:: RECORD LIST

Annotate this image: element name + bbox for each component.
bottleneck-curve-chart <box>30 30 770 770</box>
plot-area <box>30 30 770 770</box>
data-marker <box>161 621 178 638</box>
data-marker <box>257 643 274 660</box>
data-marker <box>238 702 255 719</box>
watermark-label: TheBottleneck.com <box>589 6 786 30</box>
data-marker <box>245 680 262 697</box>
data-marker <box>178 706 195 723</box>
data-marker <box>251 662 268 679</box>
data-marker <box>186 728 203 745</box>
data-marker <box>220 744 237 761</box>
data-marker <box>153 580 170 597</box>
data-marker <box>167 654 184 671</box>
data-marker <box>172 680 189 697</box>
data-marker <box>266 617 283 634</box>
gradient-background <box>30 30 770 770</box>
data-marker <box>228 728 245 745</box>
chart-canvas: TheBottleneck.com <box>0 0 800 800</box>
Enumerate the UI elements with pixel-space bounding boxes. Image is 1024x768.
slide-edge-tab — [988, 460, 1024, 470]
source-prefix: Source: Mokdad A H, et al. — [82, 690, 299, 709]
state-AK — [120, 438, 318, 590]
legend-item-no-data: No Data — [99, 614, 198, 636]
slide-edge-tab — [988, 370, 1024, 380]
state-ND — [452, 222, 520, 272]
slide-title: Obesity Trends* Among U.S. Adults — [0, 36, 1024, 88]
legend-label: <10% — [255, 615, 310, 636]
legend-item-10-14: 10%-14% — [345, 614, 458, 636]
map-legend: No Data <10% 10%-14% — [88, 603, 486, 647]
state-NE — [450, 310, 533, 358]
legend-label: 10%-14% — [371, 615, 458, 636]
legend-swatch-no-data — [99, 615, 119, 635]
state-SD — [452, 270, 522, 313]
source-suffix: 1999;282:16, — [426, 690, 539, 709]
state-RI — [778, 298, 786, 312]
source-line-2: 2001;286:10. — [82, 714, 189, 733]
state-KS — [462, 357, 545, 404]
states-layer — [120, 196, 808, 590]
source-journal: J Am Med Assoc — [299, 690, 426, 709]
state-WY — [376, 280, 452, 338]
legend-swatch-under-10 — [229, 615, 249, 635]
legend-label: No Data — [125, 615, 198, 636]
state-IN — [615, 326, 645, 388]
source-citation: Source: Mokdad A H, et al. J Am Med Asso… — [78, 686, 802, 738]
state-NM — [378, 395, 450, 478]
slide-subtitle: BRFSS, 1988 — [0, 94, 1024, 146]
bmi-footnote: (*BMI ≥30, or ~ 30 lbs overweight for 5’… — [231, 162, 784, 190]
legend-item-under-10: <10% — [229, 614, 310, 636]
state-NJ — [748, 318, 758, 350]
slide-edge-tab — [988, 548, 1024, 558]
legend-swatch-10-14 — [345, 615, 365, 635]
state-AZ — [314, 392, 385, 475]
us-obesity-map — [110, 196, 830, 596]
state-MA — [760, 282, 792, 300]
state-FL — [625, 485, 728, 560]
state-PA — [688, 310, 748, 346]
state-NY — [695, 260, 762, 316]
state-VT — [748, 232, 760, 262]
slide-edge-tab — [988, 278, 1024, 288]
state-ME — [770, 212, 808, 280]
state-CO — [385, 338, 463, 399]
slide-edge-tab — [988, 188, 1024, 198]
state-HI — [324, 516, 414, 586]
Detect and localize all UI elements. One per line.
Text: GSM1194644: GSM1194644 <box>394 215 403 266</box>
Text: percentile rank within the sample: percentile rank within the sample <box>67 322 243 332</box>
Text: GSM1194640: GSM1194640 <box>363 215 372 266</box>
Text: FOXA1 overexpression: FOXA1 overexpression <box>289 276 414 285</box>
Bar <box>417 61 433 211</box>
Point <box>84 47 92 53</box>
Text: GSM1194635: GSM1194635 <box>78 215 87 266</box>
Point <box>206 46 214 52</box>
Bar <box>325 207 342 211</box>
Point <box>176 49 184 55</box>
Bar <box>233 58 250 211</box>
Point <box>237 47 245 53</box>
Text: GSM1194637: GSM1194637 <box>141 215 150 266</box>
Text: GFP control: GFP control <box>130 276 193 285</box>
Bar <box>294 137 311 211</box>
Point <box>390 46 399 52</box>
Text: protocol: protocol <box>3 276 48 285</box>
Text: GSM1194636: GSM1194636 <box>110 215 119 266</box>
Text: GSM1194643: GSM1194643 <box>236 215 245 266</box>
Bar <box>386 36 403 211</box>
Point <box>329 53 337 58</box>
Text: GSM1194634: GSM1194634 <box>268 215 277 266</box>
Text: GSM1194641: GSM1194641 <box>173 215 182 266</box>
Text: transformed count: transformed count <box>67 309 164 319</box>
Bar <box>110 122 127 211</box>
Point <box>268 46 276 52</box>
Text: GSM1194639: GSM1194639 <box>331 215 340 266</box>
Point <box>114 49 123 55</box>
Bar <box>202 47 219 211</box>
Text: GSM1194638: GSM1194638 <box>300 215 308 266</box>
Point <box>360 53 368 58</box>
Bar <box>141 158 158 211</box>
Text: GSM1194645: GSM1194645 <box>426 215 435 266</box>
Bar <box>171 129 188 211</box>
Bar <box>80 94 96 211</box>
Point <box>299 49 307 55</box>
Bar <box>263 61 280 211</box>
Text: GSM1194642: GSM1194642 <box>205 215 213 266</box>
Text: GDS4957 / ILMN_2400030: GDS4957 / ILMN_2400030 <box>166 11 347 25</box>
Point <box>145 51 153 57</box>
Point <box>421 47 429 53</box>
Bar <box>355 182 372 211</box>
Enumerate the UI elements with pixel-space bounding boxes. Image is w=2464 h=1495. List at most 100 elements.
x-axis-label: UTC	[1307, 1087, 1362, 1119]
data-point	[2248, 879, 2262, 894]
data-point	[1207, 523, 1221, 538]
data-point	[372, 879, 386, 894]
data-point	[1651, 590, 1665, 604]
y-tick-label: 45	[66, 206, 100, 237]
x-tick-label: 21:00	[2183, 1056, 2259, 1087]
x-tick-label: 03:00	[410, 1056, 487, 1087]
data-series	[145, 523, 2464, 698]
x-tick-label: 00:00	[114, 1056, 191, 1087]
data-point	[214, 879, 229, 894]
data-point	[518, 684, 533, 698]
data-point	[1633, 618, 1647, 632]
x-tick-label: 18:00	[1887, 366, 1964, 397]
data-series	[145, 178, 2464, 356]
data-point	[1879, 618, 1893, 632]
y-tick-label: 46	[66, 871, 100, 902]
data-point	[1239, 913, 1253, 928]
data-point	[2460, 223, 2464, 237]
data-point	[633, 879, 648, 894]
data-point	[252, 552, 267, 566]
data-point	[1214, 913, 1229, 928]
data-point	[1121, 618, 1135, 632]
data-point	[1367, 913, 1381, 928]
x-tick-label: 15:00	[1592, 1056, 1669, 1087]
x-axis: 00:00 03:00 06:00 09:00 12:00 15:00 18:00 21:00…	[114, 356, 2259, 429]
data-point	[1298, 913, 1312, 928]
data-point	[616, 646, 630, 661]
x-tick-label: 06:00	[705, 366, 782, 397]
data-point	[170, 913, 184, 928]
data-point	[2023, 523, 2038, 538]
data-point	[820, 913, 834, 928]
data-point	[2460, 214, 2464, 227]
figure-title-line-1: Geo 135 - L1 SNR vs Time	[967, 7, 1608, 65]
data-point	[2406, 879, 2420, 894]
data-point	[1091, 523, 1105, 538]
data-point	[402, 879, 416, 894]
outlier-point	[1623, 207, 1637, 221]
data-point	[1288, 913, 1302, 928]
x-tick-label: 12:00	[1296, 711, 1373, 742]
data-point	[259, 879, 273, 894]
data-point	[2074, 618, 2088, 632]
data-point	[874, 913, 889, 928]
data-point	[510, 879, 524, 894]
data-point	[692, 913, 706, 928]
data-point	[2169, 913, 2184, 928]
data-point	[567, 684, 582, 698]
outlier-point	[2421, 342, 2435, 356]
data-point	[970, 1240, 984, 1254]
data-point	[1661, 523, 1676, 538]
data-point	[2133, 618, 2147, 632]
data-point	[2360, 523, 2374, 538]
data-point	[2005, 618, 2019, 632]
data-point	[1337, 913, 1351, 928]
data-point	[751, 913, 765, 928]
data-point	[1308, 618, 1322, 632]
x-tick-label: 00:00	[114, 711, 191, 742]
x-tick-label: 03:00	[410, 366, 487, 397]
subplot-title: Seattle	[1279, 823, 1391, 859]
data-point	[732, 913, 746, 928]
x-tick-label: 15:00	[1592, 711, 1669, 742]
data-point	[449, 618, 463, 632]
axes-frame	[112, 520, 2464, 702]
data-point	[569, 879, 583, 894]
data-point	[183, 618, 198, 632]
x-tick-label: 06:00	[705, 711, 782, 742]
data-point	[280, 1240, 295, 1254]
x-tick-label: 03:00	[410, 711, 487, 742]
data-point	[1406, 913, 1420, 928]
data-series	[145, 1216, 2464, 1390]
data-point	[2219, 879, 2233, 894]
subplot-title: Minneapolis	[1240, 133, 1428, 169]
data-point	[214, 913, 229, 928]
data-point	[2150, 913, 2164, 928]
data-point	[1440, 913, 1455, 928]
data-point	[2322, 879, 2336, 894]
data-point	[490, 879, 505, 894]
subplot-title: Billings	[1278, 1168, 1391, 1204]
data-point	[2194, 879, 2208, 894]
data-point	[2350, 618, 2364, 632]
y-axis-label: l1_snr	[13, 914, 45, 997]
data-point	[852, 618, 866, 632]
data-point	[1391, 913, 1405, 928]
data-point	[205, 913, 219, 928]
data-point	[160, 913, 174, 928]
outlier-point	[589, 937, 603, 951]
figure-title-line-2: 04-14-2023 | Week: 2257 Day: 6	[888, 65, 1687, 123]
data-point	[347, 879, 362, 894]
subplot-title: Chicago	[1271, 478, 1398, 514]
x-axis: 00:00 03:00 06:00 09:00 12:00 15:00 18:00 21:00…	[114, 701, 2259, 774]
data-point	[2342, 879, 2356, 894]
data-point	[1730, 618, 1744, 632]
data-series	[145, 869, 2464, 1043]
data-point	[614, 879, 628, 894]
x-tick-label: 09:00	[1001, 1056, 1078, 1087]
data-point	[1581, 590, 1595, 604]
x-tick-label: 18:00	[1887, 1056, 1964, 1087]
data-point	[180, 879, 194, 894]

::::

TASK PROMPT |
Extract each line in the items above that contains the string "outlier".

TASK RESPONSE |
outlier-point	[1623, 207, 1637, 221]
outlier-point	[2421, 342, 2435, 356]
outlier-point	[589, 937, 603, 951]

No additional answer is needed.